- _Assigned task_
Although the records contain pictures, only their text should be set down, exactly as written.

Saved data entries

+++

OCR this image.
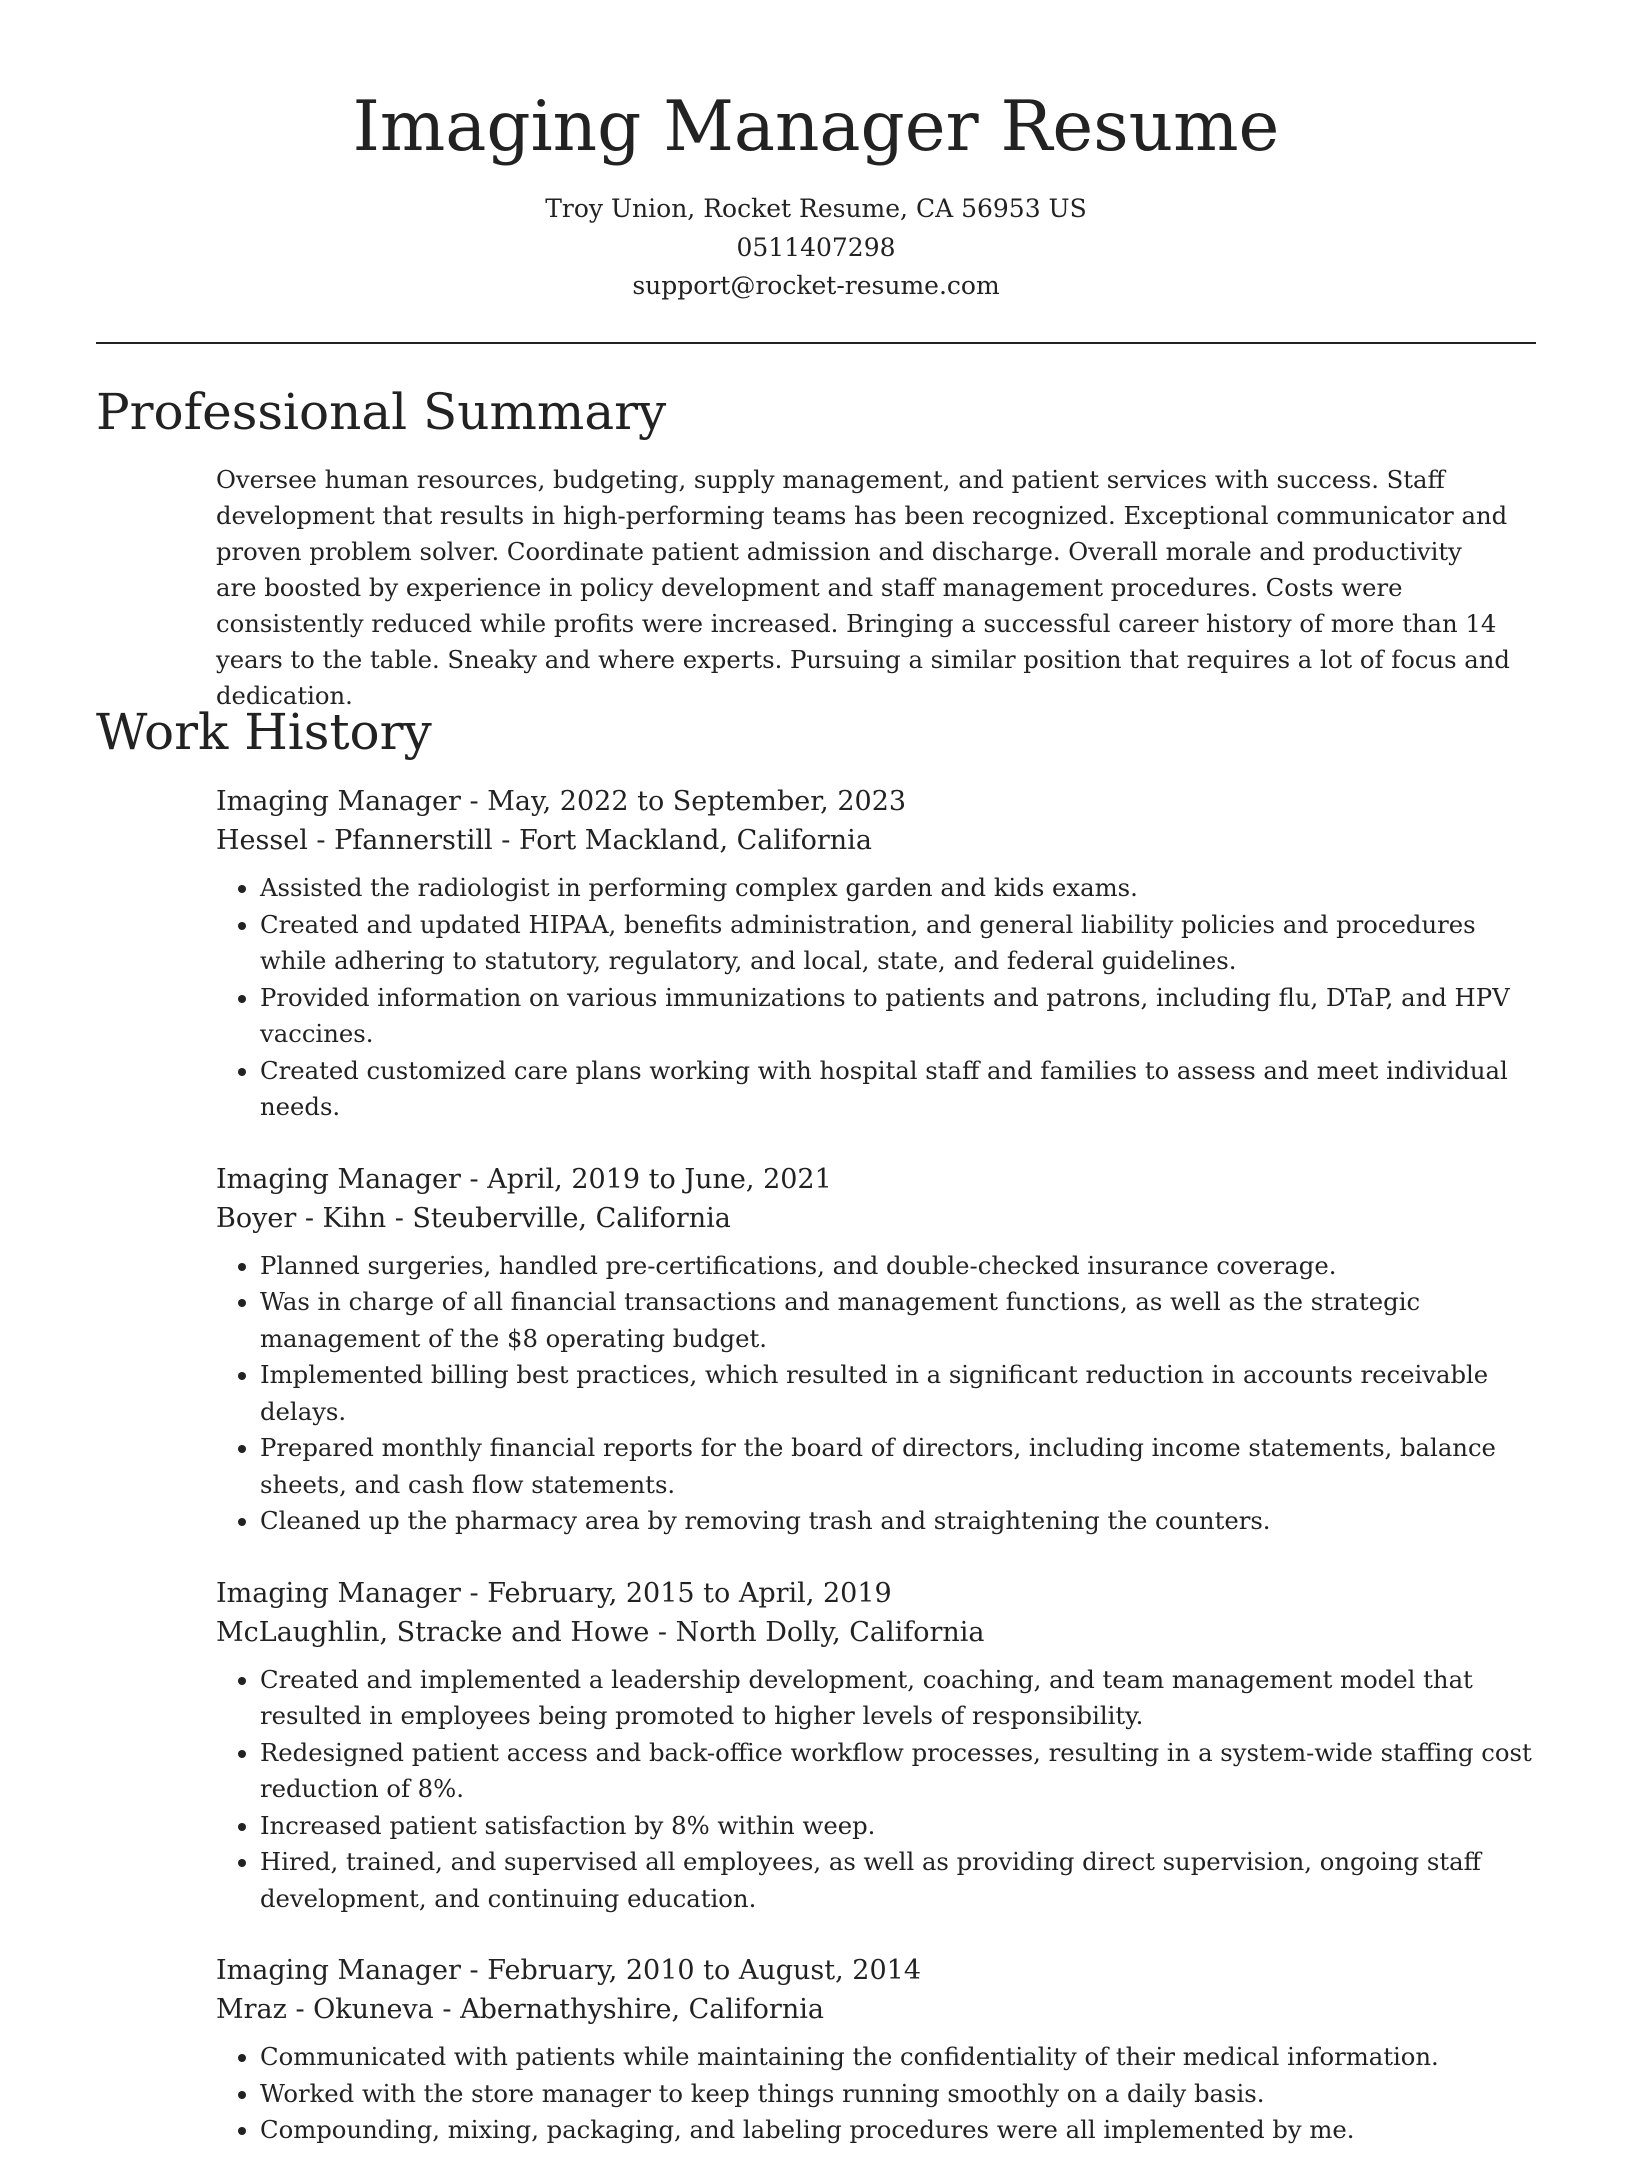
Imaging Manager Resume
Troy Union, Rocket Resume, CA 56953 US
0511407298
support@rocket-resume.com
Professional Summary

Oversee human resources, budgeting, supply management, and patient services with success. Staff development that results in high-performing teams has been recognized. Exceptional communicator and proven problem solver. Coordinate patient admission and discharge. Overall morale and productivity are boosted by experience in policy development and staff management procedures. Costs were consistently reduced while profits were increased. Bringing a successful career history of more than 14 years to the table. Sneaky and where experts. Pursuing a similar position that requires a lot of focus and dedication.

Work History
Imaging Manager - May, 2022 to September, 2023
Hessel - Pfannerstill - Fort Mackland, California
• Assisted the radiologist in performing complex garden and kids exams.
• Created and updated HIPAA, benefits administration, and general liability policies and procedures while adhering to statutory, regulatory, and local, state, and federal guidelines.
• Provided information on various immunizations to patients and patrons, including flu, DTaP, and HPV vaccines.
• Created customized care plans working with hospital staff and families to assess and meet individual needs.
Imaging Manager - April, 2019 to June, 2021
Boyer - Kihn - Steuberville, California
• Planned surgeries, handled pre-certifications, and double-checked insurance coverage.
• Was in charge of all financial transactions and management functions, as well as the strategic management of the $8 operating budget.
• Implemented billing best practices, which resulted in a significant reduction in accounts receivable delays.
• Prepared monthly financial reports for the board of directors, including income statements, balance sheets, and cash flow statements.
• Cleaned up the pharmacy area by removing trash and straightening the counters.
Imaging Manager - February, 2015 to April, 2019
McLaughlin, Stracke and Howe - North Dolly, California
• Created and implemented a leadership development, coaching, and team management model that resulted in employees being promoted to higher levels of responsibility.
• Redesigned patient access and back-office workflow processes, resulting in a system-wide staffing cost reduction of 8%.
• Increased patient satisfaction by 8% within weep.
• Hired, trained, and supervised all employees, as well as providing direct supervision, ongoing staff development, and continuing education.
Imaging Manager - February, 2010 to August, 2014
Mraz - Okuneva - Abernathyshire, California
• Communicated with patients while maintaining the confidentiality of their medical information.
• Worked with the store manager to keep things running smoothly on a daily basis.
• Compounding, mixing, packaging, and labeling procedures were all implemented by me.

+++

- _Reply_
OCR this image.
Imaging Manager Resume
Troy Union, Rocket Resume, CA 56953 US
0511407298
support@rocket-resume.com
Professional Summary

Oversee human resources, budgeting, supply management, and patient services with success. Staff development that results in high-performing teams has been recognized. Exceptional communicator and proven problem solver. Coordinate patient admission and discharge. Overall morale and productivity are boosted by experience in policy development and staff management procedures. Costs were consistently reduced while profits were increased. Bringing a successful career history of more than 14 years to the table. Sneaky and where experts. Pursuing a similar position that requires a lot of focus and dedication.

Work History
Imaging Manager - May, 2022 to September, 2023
Hessel - Pfannerstill - Fort Mackland, California
• Assisted the radiologist in performing complex garden and kids exams.
• Created and updated HIPAA, benefits administration, and general liability policies and procedures while adhering to statutory, regulatory, and local, state, and federal guidelines.
• Provided information on various immunizations to patients and patrons, including flu, DTaP, and HPV vaccines.
• Created customized care plans working with hospital staff and families to assess and meet individual needs.
Imaging Manager - April, 2019 to June, 2021
Boyer - Kihn - Steuberville, California
• Planned surgeries, handled pre-certifications, and double-checked insurance coverage.
• Was in charge of all financial transactions and management functions, as well as the strategic management of the $8 operating budget.
• Implemented billing best practices, which resulted in a significant reduction in accounts receivable delays.
• Prepared monthly financial reports for the board of directors, including income statements, balance sheets, and cash flow statements.
• Cleaned up the pharmacy area by removing trash and straightening the counters.
Imaging Manager - February, 2015 to April, 2019
McLaughlin, Stracke and Howe - North Dolly, California
• Created and implemented a leadership development, coaching, and team management model that resulted in employees being promoted to higher levels of responsibility.
• Redesigned patient access and back-office workflow processes, resulting in a system-wide staffing cost reduction of 8%.
• Increased patient satisfaction by 8% within weep.
• Hired, trained, and supervised all employees, as well as providing direct supervision, ongoing staff development, and continuing education.
Imaging Manager - February, 2010 to August, 2014
Mraz - Okuneva - Abernathyshire, California
• Communicated with patients while maintaining the confidentiality of their medical information.
• Worked with the store manager to keep things running smoothly on a daily basis.
• Compounding, mixing, packaging, and labeling procedures were all implemented by me.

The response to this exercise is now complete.